Show all lines from the listing below that contain "Performance".

___

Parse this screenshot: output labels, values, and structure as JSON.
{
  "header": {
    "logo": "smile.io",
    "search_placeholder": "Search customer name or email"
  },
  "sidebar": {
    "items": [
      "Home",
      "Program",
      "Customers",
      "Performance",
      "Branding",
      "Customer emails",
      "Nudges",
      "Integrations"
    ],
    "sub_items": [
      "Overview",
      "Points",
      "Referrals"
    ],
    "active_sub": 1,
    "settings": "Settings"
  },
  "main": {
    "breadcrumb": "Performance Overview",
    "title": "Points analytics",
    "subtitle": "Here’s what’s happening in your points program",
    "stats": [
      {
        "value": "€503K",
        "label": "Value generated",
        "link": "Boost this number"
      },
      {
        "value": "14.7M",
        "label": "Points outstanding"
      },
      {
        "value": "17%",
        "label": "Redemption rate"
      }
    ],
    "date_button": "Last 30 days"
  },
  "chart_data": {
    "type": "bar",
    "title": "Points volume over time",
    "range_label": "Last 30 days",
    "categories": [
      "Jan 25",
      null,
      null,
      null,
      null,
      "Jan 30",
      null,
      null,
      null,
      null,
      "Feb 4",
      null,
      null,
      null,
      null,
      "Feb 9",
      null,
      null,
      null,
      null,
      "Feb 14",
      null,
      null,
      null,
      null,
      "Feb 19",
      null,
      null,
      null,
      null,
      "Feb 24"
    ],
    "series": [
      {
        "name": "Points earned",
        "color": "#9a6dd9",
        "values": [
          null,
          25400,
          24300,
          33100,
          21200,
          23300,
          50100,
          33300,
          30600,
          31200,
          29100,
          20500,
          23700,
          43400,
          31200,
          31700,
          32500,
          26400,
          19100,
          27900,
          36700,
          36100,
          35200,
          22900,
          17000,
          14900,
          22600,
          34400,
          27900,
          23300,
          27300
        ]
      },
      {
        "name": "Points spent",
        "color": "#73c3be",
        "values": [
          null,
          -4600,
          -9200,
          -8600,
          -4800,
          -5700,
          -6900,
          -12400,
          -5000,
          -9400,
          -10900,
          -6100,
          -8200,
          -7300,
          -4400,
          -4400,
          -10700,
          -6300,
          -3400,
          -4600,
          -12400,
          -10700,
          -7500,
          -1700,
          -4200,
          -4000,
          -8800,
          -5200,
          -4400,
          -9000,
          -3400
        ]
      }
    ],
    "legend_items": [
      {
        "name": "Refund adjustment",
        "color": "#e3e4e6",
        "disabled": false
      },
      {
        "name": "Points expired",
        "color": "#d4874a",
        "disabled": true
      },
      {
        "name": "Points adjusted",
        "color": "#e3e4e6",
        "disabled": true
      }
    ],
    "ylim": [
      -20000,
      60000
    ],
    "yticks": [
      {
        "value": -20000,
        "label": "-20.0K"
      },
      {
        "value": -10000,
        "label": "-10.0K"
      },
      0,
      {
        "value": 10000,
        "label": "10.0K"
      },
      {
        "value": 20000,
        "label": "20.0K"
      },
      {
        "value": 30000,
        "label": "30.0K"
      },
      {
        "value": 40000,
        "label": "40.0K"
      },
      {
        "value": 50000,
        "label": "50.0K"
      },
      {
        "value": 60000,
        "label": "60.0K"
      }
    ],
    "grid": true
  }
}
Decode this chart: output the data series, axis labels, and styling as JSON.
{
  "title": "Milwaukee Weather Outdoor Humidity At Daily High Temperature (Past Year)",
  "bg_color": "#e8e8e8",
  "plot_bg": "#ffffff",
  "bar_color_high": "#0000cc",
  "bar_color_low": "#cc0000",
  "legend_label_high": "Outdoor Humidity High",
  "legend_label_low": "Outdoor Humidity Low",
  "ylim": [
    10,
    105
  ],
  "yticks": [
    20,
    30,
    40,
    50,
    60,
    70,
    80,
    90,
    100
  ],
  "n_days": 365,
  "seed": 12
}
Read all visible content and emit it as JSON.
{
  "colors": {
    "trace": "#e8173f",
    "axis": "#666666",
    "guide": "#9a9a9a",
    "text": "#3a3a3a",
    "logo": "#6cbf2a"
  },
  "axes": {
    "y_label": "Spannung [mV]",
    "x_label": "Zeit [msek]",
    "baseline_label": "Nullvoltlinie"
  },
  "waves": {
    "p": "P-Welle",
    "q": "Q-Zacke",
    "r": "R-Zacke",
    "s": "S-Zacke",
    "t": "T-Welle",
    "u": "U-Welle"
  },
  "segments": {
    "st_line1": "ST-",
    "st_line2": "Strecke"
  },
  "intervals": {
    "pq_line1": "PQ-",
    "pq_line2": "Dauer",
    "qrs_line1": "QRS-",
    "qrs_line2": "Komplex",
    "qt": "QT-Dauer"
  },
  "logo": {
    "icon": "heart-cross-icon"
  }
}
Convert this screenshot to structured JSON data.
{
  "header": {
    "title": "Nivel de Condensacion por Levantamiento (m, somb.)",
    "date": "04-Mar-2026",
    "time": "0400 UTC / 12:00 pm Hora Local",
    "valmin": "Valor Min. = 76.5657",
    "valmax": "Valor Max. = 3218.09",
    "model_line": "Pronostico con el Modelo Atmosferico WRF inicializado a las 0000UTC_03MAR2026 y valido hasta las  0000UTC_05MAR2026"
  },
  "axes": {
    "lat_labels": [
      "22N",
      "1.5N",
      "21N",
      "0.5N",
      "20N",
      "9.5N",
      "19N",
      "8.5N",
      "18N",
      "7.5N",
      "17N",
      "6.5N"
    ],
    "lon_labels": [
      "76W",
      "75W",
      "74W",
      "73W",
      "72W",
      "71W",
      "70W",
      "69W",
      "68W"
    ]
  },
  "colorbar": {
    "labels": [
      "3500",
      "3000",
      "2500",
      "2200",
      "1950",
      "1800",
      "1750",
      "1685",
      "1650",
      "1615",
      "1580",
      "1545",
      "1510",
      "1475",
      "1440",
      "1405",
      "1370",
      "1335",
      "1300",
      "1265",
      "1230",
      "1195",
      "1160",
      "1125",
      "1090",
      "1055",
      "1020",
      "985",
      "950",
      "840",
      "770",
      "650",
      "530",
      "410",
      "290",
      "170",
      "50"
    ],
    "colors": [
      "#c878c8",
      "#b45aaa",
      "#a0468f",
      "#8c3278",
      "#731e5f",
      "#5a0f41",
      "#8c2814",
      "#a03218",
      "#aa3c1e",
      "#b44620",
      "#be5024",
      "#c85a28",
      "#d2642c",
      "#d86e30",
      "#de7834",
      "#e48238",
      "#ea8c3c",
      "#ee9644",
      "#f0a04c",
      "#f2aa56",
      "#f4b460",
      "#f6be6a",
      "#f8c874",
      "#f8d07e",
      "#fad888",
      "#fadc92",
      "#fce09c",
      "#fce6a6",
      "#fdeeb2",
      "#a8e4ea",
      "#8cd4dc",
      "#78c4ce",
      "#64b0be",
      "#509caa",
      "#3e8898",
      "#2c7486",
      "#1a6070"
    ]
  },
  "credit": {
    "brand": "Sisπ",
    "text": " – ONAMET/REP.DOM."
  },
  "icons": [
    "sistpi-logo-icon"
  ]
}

___

• _FINISHED TASK_
      "Performance",
    "breadcrumb": "Performance Overview",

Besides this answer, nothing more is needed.